### Direction
Extract each line holding the word "labels" from the entries.

### Raw data
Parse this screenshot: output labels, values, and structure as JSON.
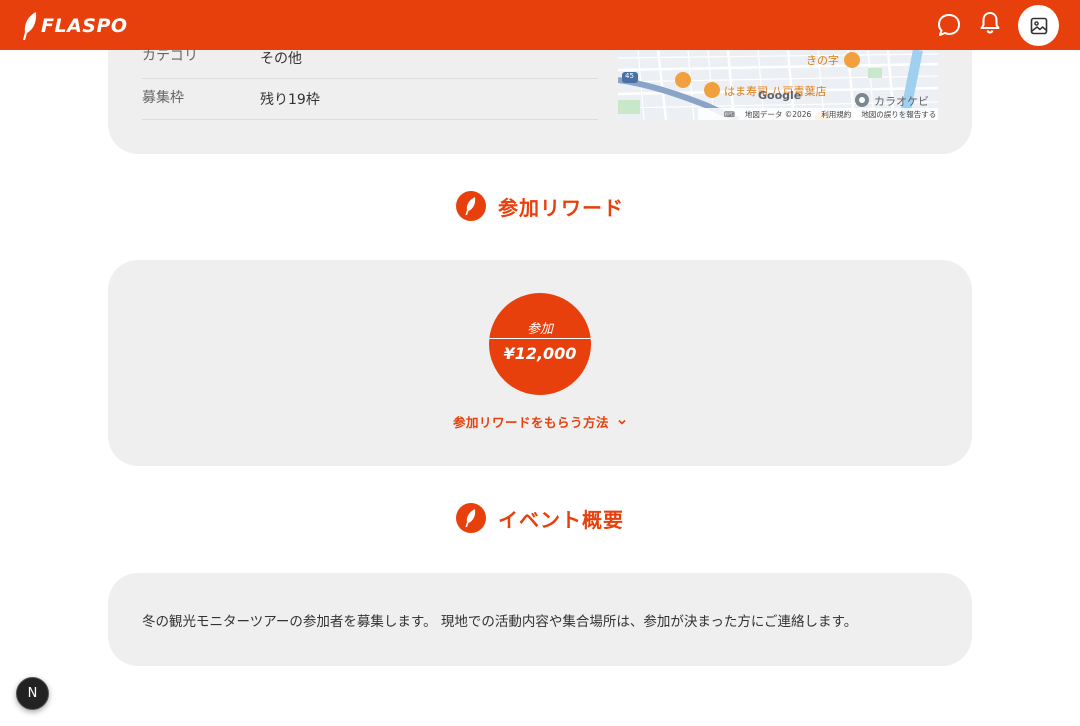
{
  "header": {
    "logo_text": "FLASPO",
    "brand_color": "#e8400c",
    "icons": [
      "chat-icon",
      "bell-icon",
      "image-icon"
    ]
  },
  "info": {
    "rows": [
      {
        "label": "カテゴリ",
        "value": "その他"
      },
      {
        "label": "募集枠",
        "value": "残り19枠"
      }
    ],
    "map": {
      "labels": [
        "きの字",
        "はま寿司 八戸青葉店",
        "カラオケビ",
        "45"
      ],
      "google": "Google",
      "keyboard": "⌨",
      "footer_data": "地図データ ©2026",
      "footer_terms": "利用規約",
      "footer_report": "地図の誤りを報告する"
    }
  },
  "reward_section": {
    "title": "参加リワード",
    "caption": "参加",
    "amount": "¥12,000",
    "howto_label": "参加リワードをもらう方法"
  },
  "overview_section": {
    "title": "イベント概要",
    "description": "冬の観光モニターツアーの参加者を募集します。 現地での活動内容や集合場所は、参加が決まった方にご連絡します。"
  },
  "floating_badge": "N"
}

### Answer to the exercise
Parse this screenshot: output labels, values, and structure as JSON.
      "labels": [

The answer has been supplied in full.